*Exercise requirements*.
Print the listing below exactly.

*Data extract*.
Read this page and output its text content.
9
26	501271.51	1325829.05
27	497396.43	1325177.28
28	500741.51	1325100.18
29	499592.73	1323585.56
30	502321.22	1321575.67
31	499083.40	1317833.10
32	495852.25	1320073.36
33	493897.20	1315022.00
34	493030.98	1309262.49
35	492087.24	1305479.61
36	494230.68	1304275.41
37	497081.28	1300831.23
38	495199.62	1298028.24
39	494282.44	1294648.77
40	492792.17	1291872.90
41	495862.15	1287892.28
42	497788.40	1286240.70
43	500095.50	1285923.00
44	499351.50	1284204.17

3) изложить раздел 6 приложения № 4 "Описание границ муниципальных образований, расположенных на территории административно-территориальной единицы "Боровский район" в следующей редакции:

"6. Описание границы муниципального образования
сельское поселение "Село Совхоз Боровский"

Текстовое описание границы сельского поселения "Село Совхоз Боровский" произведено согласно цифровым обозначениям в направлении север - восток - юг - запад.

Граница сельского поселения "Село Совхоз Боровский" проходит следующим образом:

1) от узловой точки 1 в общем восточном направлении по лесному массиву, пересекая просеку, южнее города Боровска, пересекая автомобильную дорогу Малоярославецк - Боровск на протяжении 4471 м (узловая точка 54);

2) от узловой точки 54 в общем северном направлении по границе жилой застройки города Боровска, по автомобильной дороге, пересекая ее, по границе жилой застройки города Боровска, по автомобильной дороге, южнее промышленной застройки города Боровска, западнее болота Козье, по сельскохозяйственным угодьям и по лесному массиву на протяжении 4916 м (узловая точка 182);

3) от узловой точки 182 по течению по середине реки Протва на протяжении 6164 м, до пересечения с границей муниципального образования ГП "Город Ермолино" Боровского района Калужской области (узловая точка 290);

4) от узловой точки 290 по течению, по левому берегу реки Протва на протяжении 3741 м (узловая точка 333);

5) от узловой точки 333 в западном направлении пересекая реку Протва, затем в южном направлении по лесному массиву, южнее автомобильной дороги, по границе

*Written reply*.
Read this page and output its text content.
9
26	501271.51	1325829.05
27	497396.43	1325177.28
28	500741.51	1325100.18
29	499592.73	1323585.56
30	502321.22	1321575.67
31	499083.40	1317833.10
32	495852.25	1320073.36
33	493897.20	1315022.00
34	493030.98	1309262.49
35	492087.24	1305479.61
36	494230.68	1304275.41
37	497081.28	1300831.23
38	495199.62	1298028.24
39	494282.44	1294648.77
40	492792.17	1291872.90
41	495862.15	1287892.28
42	497788.40	1286240.70
43	500095.50	1285923.00
44	499351.50	1284204.17

3) изложить раздел 6 приложения № 4 "Описание границ муниципальных образований, расположенных на территории административно-территориальной единицы "Боровский район" в следующей редакции:

"6. Описание границы муниципального образования
сельское поселение "Село Совхоз Боровский"

Текстовое описание границы сельского поселения "Село Совхоз Боровский" произведено согласно цифровым обозначениям в направлении север - восток - юг - запад.

Граница сельского поселения "Село Совхоз Боровский" проходит следующим образом:

1) от узловой точки 1 в общем восточном направлении по лесному массиву, пересекая просеку, южнее города Боровска, пересекая автомобильную дорогу Малоярославецк - Боровск на протяжении 4471 м (узловая точка 54);

2) от узловой точки 54 в общем северном направлении по границе жилой застройки города Боровска, по автомобильной дороге, пересекая ее, по границе жилой застройки города Боровска, по автомобильной дороге, южнее промышленной застройки города Боровска, западнее болота Козье, по сельскохозяйственным угодьям и по лесному массиву на протяжении 4916 м (узловая точка 182);

3) от узловой точки 182 по течению по середине реки Протва на протяжении 6164 м, до пересечения с границей муниципального образования ГП "Город Ермолино" Боровского района Калужской области (узловая точка 290);

4) от узловой точки 290 по течению, по левому берегу реки Протва на протяжении 3741 м (узловая точка 333);

5) от узловой точки 333 в западном направлении пересекая реку Протва, затем в южном направлении по лесному массиву, южнее автомобильной дороги, по границе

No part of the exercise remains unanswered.